REQUIREMENT: Will you output all of the data below exactly, omitting the images?

INPUT MATERIAL:
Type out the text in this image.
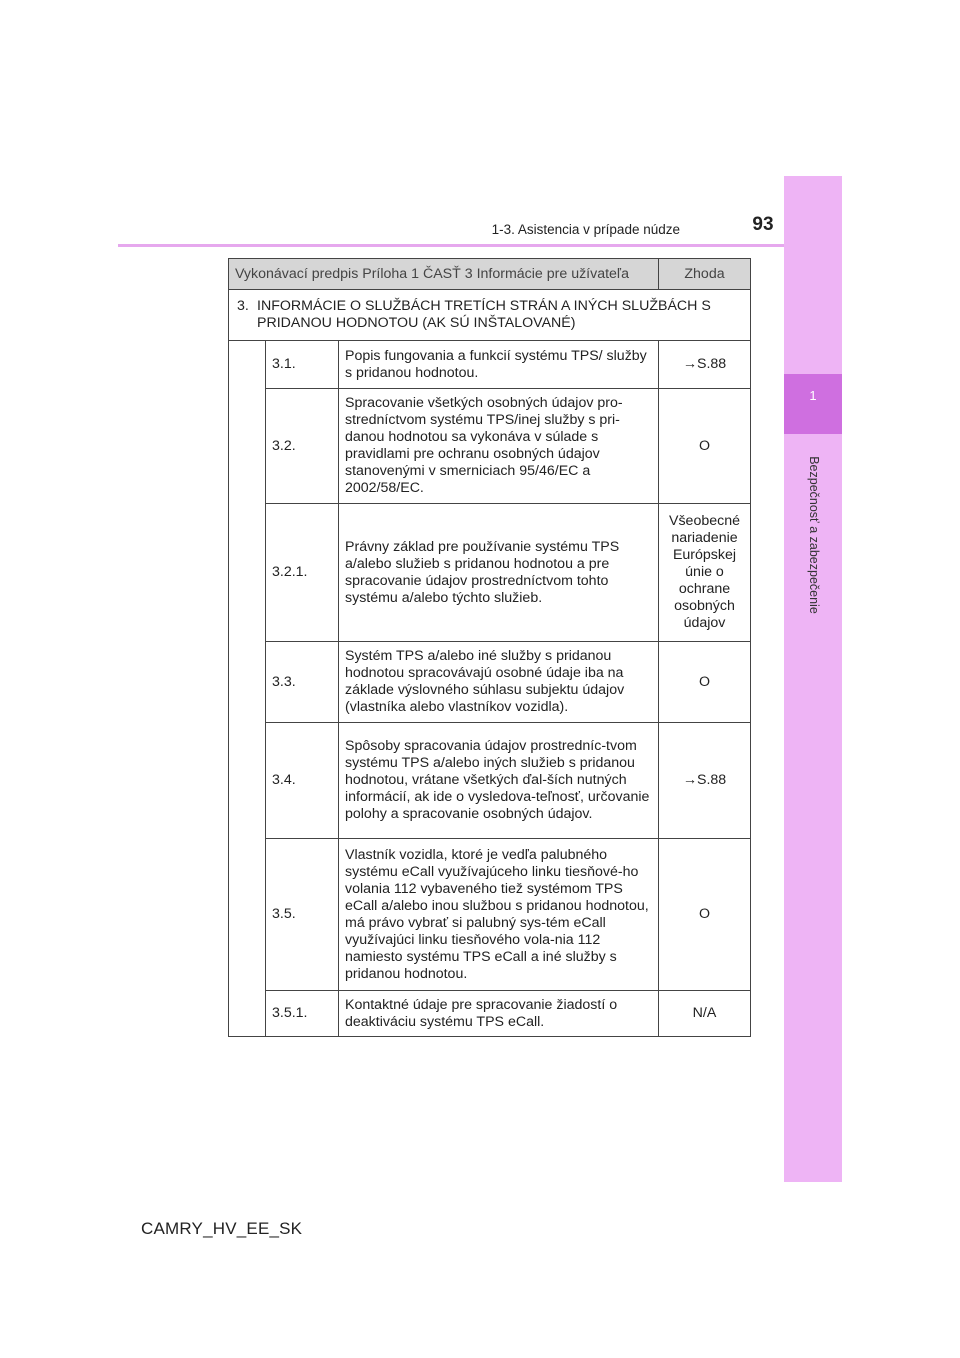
1
Bezpečnosť a zabezpečenie
1-3. Asistencia v prípade núdze	93
Vykonávací predpis Príloha 1 ČASŤ 3 Informácie pre užívateľa			Zhoda
3. INFORMÁCIE O SLUŽBÁCH TRETÍCH STRÁN A INÝCH SLUŽBÁCH S PRIDANOU HODNOTOU (AK SÚ INŠTALOVANÉ)			
	3.1.	Popis fungovania a funkcií systému TPS/ služby s pridanou hodnotou.	→S.88
	3.2.	Spracovanie všetkých osobných údajov pro-stredníctvom systému TPS/inej služby s pri-danou hodnotou sa vykonáva v súlade s pravidlami pre ochranu osobných údajov stanovenými v smerniciach 95/46/EC a 2002/58/EC.	O
	3.2.1.	Právny základ pre používanie systému TPS a/alebo služieb s pridanou hodnotou a pre spracovanie údajov prostredníctvom tohto systému a/alebo týchto služieb.	Všeobecné nariadenie Európskej únie o ochrane osobných údajov
	3.3.	Systém TPS a/alebo iné služby s pridanou hodnotou spracovávajú osobné údaje iba na základe výslovného súhlasu subjektu údajov (vlastníka alebo vlastníkov vozidla).	O
	3.4.	Spôsoby spracovania údajov prostredníc-tvom systému TPS a/alebo iných služieb s pridanou hodnotou, vrátane všetkých ďal-ších nutných informácií, ak ide o vysledova-teľnosť, určovanie polohy a spracovanie osobných údajov.	→S.88
	3.5.	Vlastník vozidla, ktoré je vedľa palubného systému eCall využívajúceho linku tiesňové-ho volania 112 vybaveného tiež systémom TPS eCall a/alebo inou službou s pridanou hodnotou, má právo vybrať si palubný sys-tém eCall využívajúci linku tiesňového vola-nia 112 namiesto systému TPS eCall a iné služby s pridanou hodnotou.	O
	3.5.1.	Kontaktné údaje pre spracovanie žiadostí o deaktiváciu systému TPS eCall.	N/A
CAMRY_HV_EE_SK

FINAL RESULT:
Type out the text in this image.
1
Bezpečnosť a zabezpečenie
1-3. Asistencia v prípade núdze	93
Vykonávací predpis Príloha 1 ČASŤ 3 Informácie pre užívateľa			Zhoda
3. INFORMÁCIE O SLUŽBÁCH TRETÍCH STRÁN A INÝCH SLUŽBÁCH S PRIDANOU HODNOTOU (AK SÚ INŠTALOVANÉ)			
	3.1.	Popis fungovania a funkcií systému TPS/ služby s pridanou hodnotou.	→S.88
	3.2.	Spracovanie všetkých osobných údajov pro-stredníctvom systému TPS/inej služby s pri-danou hodnotou sa vykonáva v súlade s pravidlami pre ochranu osobných údajov stanovenými v smerniciach 95/46/EC a 2002/58/EC.	O
	3.2.1.	Právny základ pre používanie systému TPS a/alebo služieb s pridanou hodnotou a pre spracovanie údajov prostredníctvom tohto systému a/alebo týchto služieb.	Všeobecné nariadenie Európskej únie o ochrane osobných údajov
	3.3.	Systém TPS a/alebo iné služby s pridanou hodnotou spracovávajú osobné údaje iba na základe výslovného súhlasu subjektu údajov (vlastníka alebo vlastníkov vozidla).	O
	3.4.	Spôsoby spracovania údajov prostredníc-tvom systému TPS a/alebo iných služieb s pridanou hodnotou, vrátane všetkých ďal-ších nutných informácií, ak ide o vysledova-teľnosť, určovanie polohy a spracovanie osobných údajov.	→S.88
	3.5.	Vlastník vozidla, ktoré je vedľa palubného systému eCall využívajúceho linku tiesňové-ho volania 112 vybaveného tiež systémom TPS eCall a/alebo inou službou s pridanou hodnotou, má právo vybrať si palubný sys-tém eCall využívajúci linku tiesňového vola-nia 112 namiesto systému TPS eCall a iné služby s pridanou hodnotou.	O
	3.5.1.	Kontaktné údaje pre spracovanie žiadostí o deaktiváciu systému TPS eCall.	N/A
CAMRY_HV_EE_SK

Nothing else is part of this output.